Supplied material =>

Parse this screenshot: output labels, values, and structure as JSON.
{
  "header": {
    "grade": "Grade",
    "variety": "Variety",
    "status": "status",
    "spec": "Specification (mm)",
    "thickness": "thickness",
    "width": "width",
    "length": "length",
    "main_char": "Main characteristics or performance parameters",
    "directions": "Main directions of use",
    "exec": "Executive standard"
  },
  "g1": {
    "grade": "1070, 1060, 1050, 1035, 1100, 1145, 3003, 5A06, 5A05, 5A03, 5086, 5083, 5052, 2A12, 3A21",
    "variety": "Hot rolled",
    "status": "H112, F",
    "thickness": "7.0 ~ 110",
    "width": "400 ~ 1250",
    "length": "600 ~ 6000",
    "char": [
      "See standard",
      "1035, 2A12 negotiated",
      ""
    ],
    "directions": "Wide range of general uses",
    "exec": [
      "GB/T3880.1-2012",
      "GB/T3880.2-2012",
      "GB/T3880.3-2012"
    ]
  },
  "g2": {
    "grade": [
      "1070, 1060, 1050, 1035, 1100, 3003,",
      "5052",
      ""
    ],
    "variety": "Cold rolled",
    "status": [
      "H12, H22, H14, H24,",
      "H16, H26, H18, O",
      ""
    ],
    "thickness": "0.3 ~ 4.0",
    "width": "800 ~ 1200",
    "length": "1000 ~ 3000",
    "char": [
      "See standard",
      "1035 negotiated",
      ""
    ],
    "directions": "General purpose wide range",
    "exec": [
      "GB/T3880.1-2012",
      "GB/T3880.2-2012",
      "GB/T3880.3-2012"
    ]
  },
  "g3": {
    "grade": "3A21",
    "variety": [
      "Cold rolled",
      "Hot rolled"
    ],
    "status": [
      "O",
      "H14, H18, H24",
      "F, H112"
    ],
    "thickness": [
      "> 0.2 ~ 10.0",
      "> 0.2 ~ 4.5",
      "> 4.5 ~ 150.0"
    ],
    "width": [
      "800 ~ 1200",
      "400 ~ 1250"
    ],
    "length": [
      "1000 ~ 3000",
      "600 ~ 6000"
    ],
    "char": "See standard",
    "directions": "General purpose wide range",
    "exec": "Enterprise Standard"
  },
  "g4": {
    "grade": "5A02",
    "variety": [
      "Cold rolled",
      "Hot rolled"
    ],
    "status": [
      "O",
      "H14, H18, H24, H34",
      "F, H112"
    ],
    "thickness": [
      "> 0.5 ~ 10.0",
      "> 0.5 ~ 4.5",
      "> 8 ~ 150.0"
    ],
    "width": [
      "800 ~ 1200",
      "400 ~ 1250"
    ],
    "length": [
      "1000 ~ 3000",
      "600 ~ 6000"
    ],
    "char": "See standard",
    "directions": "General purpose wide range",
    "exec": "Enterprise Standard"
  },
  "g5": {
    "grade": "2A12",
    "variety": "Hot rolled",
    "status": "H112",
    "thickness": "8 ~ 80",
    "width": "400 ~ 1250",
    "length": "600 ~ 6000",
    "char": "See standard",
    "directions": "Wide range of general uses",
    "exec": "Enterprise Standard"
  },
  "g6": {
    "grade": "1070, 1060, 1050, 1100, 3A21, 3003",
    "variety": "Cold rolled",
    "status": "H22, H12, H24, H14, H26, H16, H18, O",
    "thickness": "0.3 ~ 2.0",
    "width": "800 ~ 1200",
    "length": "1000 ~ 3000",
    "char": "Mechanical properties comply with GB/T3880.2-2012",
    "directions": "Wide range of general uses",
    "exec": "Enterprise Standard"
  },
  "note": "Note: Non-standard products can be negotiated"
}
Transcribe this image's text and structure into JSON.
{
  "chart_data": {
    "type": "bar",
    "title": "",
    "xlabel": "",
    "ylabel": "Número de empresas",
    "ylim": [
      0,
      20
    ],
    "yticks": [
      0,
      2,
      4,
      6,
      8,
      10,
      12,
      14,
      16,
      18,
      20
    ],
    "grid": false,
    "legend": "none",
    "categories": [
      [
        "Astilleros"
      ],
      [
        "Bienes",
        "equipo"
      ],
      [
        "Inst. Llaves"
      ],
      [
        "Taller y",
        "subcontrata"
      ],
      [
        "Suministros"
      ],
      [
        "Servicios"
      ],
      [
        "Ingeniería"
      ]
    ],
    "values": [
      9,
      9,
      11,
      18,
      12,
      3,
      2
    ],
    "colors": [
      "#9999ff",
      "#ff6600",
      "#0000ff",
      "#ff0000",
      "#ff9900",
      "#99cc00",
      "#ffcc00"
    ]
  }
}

Exercise brief => Starting with the line that contains "Transcribe this image's", print each line through the last one in the listing. Include both end lines and add nothing.

Written response =>
Transcribe this image's text and structure into JSON.
{
  "chart_data": {
    "type": "bar",
    "title": "",
    "xlabel": "",
    "ylabel": "Número de empresas",
    "ylim": [
      0,
      20
    ],
    "yticks": [
      0,
      2,
      4,
      6,
      8,
      10,
      12,
      14,
      16,
      18,
      20
    ],
    "grid": false,
    "legend": "none",
    "categories": [
      [
        "Astilleros"
      ],
      [
        "Bienes",
        "equipo"
      ],
      [
        "Inst. Llaves"
      ],
      [
        "Taller y",
        "subcontrata"
      ],
      [
        "Suministros"
      ],
      [
        "Servicios"
      ],
      [
        "Ingeniería"
      ]
    ],
    "values": [
      9,
      9,
      11,
      18,
      12,
      3,
      2
    ],
    "colors": [
      "#9999ff",
      "#ff6600",
      "#0000ff",
      "#ff0000",
      "#ff9900",
      "#99cc00",
      "#ffcc00"
    ]
  }
}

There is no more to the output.